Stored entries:
------------------------------
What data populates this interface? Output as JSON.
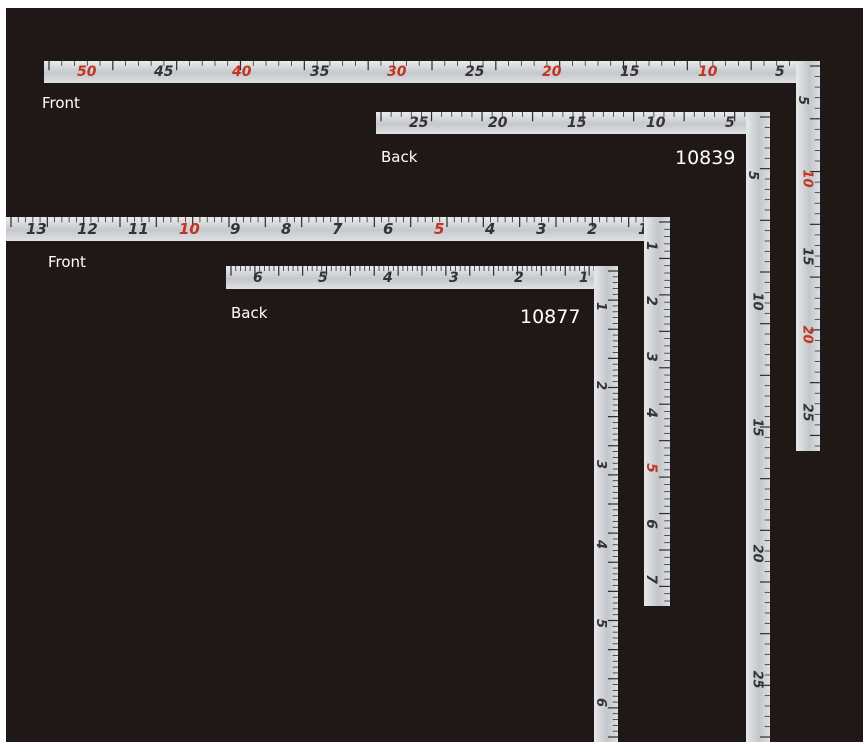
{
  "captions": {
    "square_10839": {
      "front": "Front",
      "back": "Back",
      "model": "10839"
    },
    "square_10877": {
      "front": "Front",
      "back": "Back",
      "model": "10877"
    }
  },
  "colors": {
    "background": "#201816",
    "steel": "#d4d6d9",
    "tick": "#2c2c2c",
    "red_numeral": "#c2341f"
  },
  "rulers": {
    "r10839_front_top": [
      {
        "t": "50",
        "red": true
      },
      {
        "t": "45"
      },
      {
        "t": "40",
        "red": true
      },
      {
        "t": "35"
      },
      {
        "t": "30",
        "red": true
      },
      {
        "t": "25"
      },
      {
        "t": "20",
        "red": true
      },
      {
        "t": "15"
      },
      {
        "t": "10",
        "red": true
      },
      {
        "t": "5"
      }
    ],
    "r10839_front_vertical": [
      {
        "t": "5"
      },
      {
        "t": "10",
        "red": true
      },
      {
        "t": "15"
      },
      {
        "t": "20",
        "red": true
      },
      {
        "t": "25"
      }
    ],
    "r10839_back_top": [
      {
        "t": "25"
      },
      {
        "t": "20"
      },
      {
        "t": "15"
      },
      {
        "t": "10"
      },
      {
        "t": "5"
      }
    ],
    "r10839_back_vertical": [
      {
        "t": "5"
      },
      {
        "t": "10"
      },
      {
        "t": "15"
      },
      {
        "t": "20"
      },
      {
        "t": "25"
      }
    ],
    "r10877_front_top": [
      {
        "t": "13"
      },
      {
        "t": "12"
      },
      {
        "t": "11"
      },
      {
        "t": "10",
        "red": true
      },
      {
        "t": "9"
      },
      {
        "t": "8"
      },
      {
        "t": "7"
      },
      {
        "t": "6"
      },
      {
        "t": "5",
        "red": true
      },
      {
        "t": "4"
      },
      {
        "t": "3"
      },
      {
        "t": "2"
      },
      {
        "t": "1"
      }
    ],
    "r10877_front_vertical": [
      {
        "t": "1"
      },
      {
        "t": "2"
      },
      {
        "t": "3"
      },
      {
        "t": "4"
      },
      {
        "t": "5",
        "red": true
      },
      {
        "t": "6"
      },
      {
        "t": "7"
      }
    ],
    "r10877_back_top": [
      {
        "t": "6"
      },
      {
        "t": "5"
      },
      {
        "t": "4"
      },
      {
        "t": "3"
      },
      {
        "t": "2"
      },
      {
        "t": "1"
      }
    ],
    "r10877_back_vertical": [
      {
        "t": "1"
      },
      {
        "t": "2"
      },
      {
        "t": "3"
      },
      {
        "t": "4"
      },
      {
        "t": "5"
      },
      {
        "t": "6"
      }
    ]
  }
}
------------------------------
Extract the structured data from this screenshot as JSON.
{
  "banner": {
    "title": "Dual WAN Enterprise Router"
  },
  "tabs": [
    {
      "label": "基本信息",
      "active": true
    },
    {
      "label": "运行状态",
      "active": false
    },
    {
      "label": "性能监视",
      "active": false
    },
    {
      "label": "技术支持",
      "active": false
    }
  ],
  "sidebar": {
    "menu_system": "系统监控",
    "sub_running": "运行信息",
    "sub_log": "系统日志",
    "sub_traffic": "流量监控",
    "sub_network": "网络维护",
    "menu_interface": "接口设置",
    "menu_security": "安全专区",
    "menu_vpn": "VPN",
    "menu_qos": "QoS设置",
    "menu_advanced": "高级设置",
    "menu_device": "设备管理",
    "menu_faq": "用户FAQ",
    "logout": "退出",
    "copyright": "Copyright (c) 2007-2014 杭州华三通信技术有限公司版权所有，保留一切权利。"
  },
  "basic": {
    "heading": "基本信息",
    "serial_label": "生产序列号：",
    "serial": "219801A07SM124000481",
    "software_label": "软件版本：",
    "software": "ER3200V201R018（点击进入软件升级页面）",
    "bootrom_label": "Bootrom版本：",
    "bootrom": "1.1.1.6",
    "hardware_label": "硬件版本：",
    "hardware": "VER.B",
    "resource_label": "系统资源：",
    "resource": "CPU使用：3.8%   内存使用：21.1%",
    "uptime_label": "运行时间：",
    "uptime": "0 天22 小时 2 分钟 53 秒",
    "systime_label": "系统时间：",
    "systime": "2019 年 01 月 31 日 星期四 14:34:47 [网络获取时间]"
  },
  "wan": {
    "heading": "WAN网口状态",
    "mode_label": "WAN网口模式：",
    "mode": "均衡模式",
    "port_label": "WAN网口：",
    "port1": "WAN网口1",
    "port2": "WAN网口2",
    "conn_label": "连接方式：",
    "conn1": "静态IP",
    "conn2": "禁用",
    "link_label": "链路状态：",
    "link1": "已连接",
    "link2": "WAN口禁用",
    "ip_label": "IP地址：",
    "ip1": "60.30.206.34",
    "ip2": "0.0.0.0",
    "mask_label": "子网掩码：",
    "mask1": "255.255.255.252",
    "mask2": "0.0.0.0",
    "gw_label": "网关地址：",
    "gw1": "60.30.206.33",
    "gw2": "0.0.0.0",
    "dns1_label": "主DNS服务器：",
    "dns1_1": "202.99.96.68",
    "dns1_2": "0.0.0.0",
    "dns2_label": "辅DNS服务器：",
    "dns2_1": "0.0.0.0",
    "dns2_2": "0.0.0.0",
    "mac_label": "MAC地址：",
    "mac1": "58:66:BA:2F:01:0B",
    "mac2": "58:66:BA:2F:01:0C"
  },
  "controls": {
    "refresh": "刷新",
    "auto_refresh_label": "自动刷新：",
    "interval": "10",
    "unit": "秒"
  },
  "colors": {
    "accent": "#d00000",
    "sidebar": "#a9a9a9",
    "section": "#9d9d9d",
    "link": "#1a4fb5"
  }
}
------------------------------
=== Aim ===
Every line of the listing that holds "data" is to be counted; give only the resulting number.

=== Full output ===
2